- **Element-and-box listings**

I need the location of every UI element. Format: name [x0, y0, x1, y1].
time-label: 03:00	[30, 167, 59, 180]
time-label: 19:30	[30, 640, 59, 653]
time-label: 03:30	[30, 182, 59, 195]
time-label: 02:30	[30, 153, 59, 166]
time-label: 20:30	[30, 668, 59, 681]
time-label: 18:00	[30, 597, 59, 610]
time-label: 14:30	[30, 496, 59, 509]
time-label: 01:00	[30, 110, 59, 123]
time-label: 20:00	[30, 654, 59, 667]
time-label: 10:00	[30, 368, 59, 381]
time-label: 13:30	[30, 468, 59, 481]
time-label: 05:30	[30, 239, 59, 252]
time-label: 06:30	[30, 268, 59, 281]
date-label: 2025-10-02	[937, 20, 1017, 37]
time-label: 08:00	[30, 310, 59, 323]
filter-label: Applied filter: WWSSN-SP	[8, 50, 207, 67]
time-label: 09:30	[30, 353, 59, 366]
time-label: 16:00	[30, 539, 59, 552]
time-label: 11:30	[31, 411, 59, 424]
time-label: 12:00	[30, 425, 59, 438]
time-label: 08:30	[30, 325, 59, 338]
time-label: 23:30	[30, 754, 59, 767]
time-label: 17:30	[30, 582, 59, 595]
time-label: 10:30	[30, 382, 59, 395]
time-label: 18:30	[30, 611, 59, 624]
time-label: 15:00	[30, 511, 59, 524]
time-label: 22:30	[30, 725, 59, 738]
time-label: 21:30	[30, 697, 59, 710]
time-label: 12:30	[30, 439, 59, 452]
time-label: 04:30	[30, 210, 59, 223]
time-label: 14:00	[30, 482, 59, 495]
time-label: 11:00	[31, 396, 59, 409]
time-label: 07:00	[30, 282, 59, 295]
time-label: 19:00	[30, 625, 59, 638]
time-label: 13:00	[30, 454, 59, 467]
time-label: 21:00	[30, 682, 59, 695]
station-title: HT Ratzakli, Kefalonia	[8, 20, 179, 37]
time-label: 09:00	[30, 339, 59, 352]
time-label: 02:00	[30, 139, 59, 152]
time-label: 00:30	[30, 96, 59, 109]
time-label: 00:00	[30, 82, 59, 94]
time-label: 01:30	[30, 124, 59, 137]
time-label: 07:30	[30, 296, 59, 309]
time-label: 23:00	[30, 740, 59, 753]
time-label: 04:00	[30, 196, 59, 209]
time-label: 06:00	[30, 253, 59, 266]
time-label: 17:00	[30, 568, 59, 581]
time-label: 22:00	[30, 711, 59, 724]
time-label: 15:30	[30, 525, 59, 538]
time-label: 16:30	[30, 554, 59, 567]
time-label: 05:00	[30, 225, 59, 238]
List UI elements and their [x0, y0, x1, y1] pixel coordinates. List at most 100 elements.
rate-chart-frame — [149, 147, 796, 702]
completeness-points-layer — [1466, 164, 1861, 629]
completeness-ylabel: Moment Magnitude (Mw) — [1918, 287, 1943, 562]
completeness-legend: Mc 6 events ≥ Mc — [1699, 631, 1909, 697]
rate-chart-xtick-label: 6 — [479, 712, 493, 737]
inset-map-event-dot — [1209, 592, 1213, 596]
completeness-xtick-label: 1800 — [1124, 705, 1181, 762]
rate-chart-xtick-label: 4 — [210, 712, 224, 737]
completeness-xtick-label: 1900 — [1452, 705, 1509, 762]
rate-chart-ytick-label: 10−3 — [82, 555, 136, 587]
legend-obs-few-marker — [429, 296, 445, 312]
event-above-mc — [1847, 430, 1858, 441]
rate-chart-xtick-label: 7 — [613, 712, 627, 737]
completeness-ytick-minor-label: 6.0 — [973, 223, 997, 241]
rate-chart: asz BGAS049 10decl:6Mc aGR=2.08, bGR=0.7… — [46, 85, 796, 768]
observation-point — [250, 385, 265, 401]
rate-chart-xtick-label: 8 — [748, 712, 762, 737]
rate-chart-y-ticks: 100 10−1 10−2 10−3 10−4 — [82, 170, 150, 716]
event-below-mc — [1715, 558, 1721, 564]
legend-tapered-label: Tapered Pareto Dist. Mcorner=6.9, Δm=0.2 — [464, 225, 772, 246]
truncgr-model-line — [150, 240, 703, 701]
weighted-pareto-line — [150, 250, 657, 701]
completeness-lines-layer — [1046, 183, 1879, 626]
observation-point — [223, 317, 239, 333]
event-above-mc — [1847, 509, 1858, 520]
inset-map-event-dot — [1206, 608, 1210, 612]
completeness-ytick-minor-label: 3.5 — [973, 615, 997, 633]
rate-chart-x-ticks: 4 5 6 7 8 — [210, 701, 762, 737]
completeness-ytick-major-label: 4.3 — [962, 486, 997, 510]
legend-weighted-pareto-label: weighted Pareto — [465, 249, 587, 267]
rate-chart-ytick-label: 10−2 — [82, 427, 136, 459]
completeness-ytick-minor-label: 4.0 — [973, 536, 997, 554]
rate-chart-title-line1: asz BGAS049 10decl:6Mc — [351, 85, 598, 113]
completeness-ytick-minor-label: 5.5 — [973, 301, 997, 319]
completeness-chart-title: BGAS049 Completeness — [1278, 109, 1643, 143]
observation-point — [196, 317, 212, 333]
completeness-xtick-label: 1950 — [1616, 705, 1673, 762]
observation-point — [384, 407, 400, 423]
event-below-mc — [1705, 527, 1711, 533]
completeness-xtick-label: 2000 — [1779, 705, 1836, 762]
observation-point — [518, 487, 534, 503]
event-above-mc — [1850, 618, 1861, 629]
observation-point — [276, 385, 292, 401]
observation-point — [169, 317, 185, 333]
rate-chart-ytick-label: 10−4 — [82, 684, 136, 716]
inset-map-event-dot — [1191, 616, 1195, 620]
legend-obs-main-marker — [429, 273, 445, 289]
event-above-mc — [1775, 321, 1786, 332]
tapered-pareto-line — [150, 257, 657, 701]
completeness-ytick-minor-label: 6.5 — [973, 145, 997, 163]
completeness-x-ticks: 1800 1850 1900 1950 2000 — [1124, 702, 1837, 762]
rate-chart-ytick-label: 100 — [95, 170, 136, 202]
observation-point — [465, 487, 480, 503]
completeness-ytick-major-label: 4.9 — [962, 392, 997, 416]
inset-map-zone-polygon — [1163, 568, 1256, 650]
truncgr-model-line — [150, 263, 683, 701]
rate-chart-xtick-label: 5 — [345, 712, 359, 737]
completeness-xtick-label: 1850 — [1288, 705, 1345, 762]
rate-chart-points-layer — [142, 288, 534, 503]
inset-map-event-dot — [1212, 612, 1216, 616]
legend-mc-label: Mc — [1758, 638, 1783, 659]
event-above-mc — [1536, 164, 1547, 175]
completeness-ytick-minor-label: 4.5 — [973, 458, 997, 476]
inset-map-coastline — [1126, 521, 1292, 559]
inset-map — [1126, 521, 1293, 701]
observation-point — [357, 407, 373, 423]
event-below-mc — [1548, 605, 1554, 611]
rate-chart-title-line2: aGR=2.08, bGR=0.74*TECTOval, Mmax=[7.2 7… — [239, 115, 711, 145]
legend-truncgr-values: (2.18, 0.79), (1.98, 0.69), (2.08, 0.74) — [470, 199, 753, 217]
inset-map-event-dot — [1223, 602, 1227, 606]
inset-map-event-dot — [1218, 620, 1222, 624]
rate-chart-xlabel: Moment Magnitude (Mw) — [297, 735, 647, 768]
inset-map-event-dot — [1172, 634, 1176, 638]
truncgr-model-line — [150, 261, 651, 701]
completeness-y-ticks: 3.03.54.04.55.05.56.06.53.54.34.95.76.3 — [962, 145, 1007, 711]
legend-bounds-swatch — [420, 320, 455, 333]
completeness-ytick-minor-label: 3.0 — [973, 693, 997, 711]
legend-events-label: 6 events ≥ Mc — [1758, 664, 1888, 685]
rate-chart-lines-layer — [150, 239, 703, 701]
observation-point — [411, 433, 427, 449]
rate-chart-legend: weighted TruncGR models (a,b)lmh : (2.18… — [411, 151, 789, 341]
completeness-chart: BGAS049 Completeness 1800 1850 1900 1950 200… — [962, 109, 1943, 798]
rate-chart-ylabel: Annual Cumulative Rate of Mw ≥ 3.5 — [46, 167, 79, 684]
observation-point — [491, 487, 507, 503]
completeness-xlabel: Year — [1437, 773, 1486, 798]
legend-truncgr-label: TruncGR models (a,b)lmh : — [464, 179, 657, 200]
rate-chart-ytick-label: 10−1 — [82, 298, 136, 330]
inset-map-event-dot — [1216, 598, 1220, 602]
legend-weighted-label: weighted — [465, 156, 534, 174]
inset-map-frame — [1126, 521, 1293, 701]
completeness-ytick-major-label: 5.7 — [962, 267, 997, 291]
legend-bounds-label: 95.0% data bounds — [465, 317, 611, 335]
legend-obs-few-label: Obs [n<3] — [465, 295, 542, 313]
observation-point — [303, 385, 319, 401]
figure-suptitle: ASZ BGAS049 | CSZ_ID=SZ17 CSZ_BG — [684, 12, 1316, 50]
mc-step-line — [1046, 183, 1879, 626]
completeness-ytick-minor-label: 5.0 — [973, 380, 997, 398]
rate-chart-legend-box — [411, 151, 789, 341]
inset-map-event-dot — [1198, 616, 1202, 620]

- **TO DO**
Reproduce the stretch of lines from the beginning of the listing through the line containing "496, 59, 509]", with both ends included.

- **THE RESPONSE**
I need the location of every UI element. Format: name [x0, y0, x1, y1].
time-label: 03:00	[30, 167, 59, 180]
time-label: 19:30	[30, 640, 59, 653]
time-label: 03:30	[30, 182, 59, 195]
time-label: 02:30	[30, 153, 59, 166]
time-label: 20:30	[30, 668, 59, 681]
time-label: 18:00	[30, 597, 59, 610]
time-label: 14:30	[30, 496, 59, 509]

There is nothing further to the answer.